# Direction
Work through the data and report how many lines include the string "которых", giving the number alone.

# Provided records
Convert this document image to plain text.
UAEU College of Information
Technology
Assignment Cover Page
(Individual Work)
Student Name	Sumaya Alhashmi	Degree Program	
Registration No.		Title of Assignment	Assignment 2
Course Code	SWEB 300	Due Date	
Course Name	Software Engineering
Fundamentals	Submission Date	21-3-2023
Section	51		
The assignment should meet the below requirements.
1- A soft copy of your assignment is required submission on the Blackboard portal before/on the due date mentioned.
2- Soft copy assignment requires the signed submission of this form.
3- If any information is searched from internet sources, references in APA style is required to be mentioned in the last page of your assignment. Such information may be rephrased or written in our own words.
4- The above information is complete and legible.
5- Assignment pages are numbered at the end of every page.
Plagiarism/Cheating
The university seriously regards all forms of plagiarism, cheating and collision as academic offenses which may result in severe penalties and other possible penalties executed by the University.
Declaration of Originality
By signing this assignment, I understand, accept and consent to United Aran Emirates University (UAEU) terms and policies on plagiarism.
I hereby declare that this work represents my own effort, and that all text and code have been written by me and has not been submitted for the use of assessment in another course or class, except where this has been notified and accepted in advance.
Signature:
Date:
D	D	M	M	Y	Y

* * *

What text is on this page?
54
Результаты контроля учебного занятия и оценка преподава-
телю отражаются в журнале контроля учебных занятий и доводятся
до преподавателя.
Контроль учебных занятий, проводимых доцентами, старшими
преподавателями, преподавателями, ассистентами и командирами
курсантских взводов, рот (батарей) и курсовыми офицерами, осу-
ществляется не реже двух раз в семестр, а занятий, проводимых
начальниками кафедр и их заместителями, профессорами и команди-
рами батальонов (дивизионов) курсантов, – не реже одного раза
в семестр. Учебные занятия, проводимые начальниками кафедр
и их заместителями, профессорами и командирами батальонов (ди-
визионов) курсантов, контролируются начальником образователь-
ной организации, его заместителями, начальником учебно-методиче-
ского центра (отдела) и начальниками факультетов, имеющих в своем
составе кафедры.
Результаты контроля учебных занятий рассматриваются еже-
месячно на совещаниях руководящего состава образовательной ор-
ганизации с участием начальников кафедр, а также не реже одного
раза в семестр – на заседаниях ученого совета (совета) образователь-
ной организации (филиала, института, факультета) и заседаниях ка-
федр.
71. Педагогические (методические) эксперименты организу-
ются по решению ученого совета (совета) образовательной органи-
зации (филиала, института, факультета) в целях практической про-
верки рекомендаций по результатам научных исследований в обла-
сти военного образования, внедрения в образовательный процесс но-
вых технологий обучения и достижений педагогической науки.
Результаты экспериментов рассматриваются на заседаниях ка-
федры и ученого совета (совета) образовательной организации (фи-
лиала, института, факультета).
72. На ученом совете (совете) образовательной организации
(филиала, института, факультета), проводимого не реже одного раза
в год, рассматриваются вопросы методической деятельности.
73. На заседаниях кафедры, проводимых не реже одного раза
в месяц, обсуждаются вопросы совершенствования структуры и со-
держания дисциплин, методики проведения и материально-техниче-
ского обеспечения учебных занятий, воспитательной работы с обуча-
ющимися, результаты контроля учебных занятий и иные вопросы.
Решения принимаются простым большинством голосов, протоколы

--

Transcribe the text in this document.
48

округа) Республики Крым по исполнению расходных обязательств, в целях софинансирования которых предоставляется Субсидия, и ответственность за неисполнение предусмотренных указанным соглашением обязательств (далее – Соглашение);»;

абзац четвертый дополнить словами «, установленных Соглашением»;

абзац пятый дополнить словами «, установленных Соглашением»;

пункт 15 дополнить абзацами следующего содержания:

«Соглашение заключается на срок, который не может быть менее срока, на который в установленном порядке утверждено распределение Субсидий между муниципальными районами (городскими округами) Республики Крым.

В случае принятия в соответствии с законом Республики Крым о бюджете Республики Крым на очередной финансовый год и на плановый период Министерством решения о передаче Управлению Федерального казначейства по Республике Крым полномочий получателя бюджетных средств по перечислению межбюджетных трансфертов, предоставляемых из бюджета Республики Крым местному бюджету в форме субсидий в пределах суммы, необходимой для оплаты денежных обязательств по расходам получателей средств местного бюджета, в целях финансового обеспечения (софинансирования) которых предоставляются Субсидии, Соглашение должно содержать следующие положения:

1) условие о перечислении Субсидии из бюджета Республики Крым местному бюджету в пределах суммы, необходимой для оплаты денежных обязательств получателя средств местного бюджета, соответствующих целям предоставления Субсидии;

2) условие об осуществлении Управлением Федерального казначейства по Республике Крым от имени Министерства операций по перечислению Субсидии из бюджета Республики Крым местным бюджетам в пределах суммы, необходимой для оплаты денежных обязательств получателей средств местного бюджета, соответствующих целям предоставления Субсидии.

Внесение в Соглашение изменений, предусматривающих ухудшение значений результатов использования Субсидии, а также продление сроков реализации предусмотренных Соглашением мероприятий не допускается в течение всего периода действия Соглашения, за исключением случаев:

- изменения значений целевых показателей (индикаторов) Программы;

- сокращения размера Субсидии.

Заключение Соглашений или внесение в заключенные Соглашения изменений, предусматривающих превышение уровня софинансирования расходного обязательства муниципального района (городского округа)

# Solution to this task
2